#### EXERCISE OBJECTIVE:
Restate the full listing word for word and leave the pictures out.

#### DATA SHOWN:
● ● ●

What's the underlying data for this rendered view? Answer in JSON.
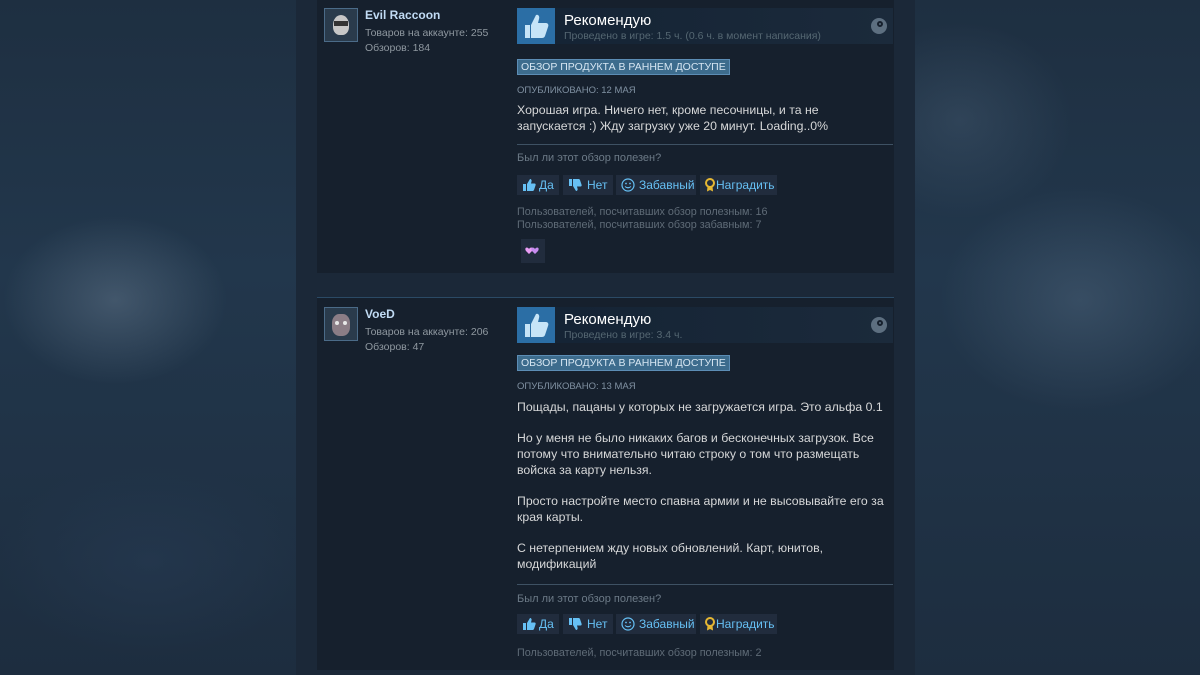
{
  "reviews": [
    {
      "author": {
        "name": "Evil Raccoon",
        "products": "Товаров на аккаунте: 255",
        "reviews": "Обзоров: 184"
      },
      "recommend_label": "Рекомендую",
      "hours": "Проведено в игре: 1.5 ч. (0.6 ч. в момент написания)",
      "badge": "ОБЗОР ПРОДУКТА В РАННЕМ ДОСТУПЕ",
      "posted": "ОПУБЛИКОВАНО: 12 МАЯ",
      "paragraphs": [
        "Хорошая игра. Ничего нет, кроме песочницы, и та не запускается :) Жду загрузку уже 20 минут. Loading..0%"
      ],
      "helpful_question": "Был ли этот обзор полезен?",
      "buttons": {
        "yes": "Да",
        "no": "Нет",
        "funny": "Забавный",
        "award": "Наградить"
      },
      "stats": {
        "helpful": "Пользователей, посчитавших обзор полезным: 16",
        "funny": "Пользователей, посчитавших обзор забавным: 7"
      }
    },
    {
      "author": {
        "name": "VoeD",
        "products": "Товаров на аккаунте: 206",
        "reviews": "Обзоров: 47"
      },
      "recommend_label": "Рекомендую",
      "hours": "Проведено в игре: 3.4 ч.",
      "badge": "ОБЗОР ПРОДУКТА В РАННЕМ ДОСТУПЕ",
      "posted": "ОПУБЛИКОВАНО: 13 МАЯ",
      "paragraphs": [
        "Пощады, пацаны у которых не загружается игра. Это альфа 0.1",
        "Но у меня не было никаких багов и бесконечных загрузок. Все потому что внимательно читаю строку о том что размещать войска за карту нельзя.",
        "Просто настройте место спавна армии и не высовывайте его за края карты.",
        "С нетерпением жду новых обновлений. Карт, юнитов, модификаций"
      ],
      "helpful_question": "Был ли этот обзор полезен?",
      "buttons": {
        "yes": "Да",
        "no": "Нет",
        "funny": "Забавный",
        "award": "Наградить"
      },
      "stats": {
        "helpful": "Пользователей, посчитавших обзор полезным: 2"
      }
    }
  ],
  "colors": {
    "link_blue": "#66c0f4",
    "thumb_bg": "#2b6ea5",
    "badge_bg": "#3d6c8d",
    "award_gold": "#e5b733"
  }
}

● ● ●

#### COMPLETED TASK:
What's the underlying data for this rendered view? Answer in JSON.
{
  "reviews": [
    {
      "author": {
        "name": "Evil Raccoon",
        "products": "Товаров на аккаунте: 255",
        "reviews": "Обзоров: 184"
      },
      "recommend_label": "Рекомендую",
      "hours": "Проведено в игре: 1.5 ч. (0.6 ч. в момент написания)",
      "badge": "ОБЗОР ПРОДУКТА В РАННЕМ ДОСТУПЕ",
      "posted": "ОПУБЛИКОВАНО: 12 МАЯ",
      "paragraphs": [
        "Хорошая игра. Ничего нет, кроме песочницы, и та не запускается :) Жду загрузку уже 20 минут. Loading..0%"
      ],
      "helpful_question": "Был ли этот обзор полезен?",
      "buttons": {
        "yes": "Да",
        "no": "Нет",
        "funny": "Забавный",
        "award": "Наградить"
      },
      "stats": {
        "helpful": "Пользователей, посчитавших обзор полезным: 16",
        "funny": "Пользователей, посчитавших обзор забавным: 7"
      }
    },
    {
      "author": {
        "name": "VoeD",
        "products": "Товаров на аккаунте: 206",
        "reviews": "Обзоров: 47"
      },
      "recommend_label": "Рекомендую",
      "hours": "Проведено в игре: 3.4 ч.",
      "badge": "ОБЗОР ПРОДУКТА В РАННЕМ ДОСТУПЕ",
      "posted": "ОПУБЛИКОВАНО: 13 МАЯ",
      "paragraphs": [
        "Пощады, пацаны у которых не загружается игра. Это альфа 0.1",
        "Но у меня не было никаких багов и бесконечных загрузок. Все потому что внимательно читаю строку о том что размещать войска за карту нельзя.",
        "Просто настройте место спавна армии и не высовывайте его за края карты.",
        "С нетерпением жду новых обновлений. Карт, юнитов, модификаций"
      ],
      "helpful_question": "Был ли этот обзор полезен?",
      "buttons": {
        "yes": "Да",
        "no": "Нет",
        "funny": "Забавный",
        "award": "Наградить"
      },
      "stats": {
        "helpful": "Пользователей, посчитавших обзор полезным: 2"
      }
    }
  ],
  "colors": {
    "link_blue": "#66c0f4",
    "thumb_bg": "#2b6ea5",
    "badge_bg": "#3d6c8d",
    "award_gold": "#e5b733"
  }
}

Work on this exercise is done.